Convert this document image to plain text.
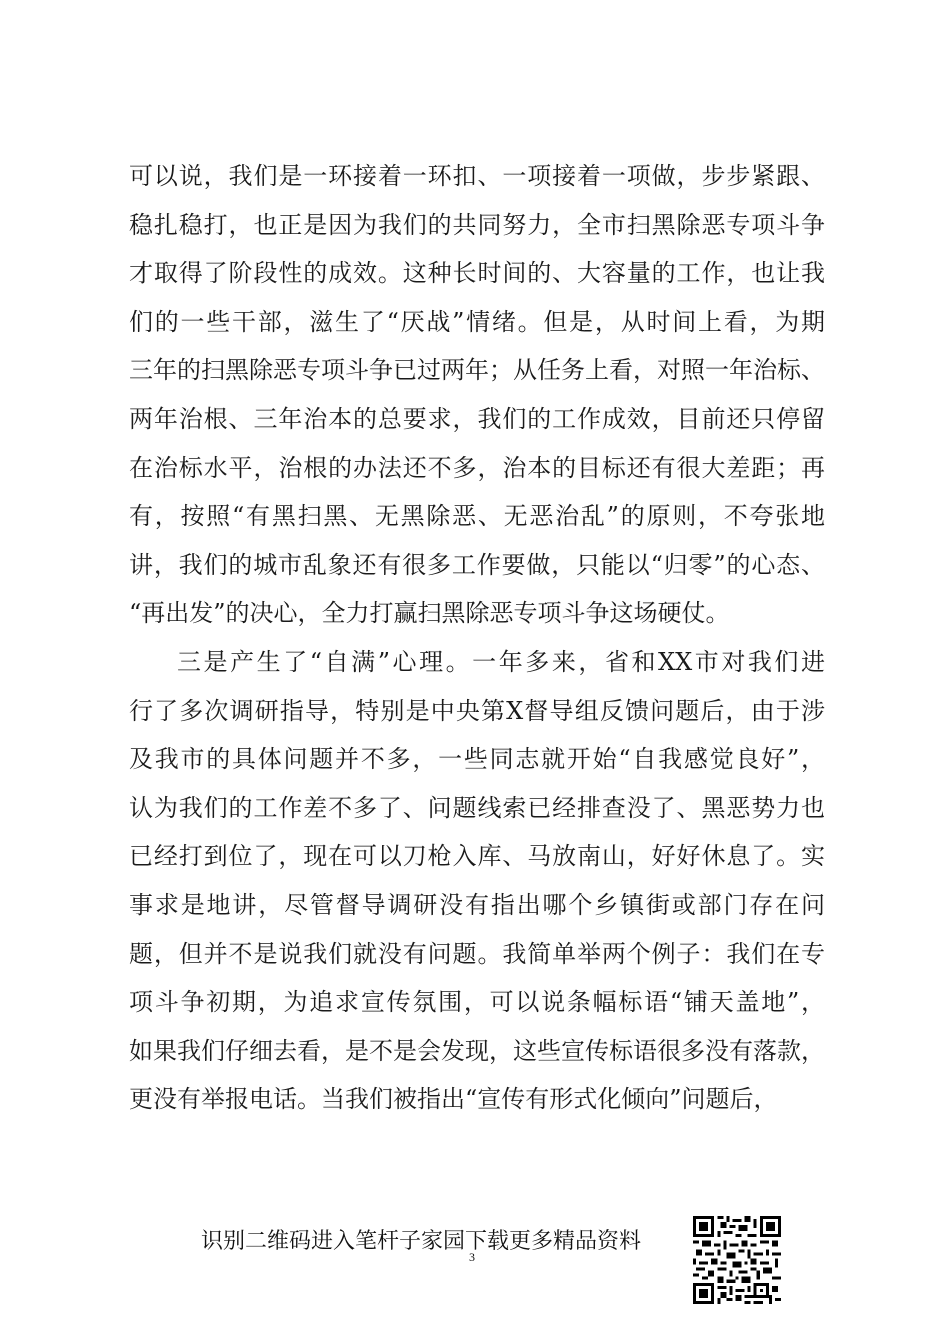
可以说，我们是一环接着一环扣、一项接着一项做，步步紧跟、
稳扎稳打，也正是因为我们的共同努力，全市扫黑除恶专项斗争
才取得了阶段性的成效。这种长时间的、大容量的工作，也让我
们的一些干部，滋生了“厌战”情绪。但是，从时间上看，为期
三年的扫黑除恶专项斗争已过两年；从任务上看，对照一年治标、
两年治根、三年治本的总要求，我们的工作成效，目前还只停留
在治标水平，治根的办法还不多，治本的目标还有很大差距；再
有，按照“有黑扫黑、无黑除恶、无恶治乱”的原则，不夸张地
讲，我们的城市乱象还有很多工作要做，只能以“归零”的心态、
“再出发”的决心，全力打赢扫黑除恶专项斗争这场硬仗。
三是产生了“自满”心理。一年多来，省和XX市对我们进
行了多次调研指导，特别是中央第X督导组反馈问题后，由于涉
及我市的具体问题并不多，一些同志就开始“自我感觉良好”，
认为我们的工作差不多了、问题线索已经排查没了、黑恶势力也
已经打到位了，现在可以刀枪入库、马放南山，好好休息了。实
事求是地讲，尽管督导调研没有指出哪个乡镇街或部门存在问
题，但并不是说我们就没有问题。我简单举两个例子：我们在专
项斗争初期，为追求宣传氛围，可以说条幅标语“铺天盖地”，
如果我们仔细去看，是不是会发现，这些宣传标语很多没有落款，
更没有举报电话。当我们被指出“宣传有形式化倾向”问题后，
识别二维码进入笔杆子家园下载更多精品资料
3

◆ ◆ ◆ ◆ ◆ ◆ ◆

:: What this task involves ::
Set each line of the records down exactly, leaving every picture out.

:: Result of the task ::
Convert this document image to plain text.
可以说，我们是一环接着一环扣、一项接着一项做，步步紧跟、
稳扎稳打，也正是因为我们的共同努力，全市扫黑除恶专项斗争
才取得了阶段性的成效。这种长时间的、大容量的工作，也让我
们的一些干部，滋生了“厌战”情绪。但是，从时间上看，为期
三年的扫黑除恶专项斗争已过两年；从任务上看，对照一年治标、
两年治根、三年治本的总要求，我们的工作成效，目前还只停留
在治标水平，治根的办法还不多，治本的目标还有很大差距；再
有，按照“有黑扫黑、无黑除恶、无恶治乱”的原则，不夸张地
讲，我们的城市乱象还有很多工作要做，只能以“归零”的心态、
“再出发”的决心，全力打赢扫黑除恶专项斗争这场硬仗。
三是产生了“自满”心理。一年多来，省和XX市对我们进
行了多次调研指导，特别是中央第X督导组反馈问题后，由于涉
及我市的具体问题并不多，一些同志就开始“自我感觉良好”，
认为我们的工作差不多了、问题线索已经排查没了、黑恶势力也
已经打到位了，现在可以刀枪入库、马放南山，好好休息了。实
事求是地讲，尽管督导调研没有指出哪个乡镇街或部门存在问
题，但并不是说我们就没有问题。我简单举两个例子：我们在专
项斗争初期，为追求宣传氛围，可以说条幅标语“铺天盖地”，
如果我们仔细去看，是不是会发现，这些宣传标语很多没有落款，
更没有举报电话。当我们被指出“宣传有形式化倾向”问题后，
识别二维码进入笔杆子家园下载更多精品资料
3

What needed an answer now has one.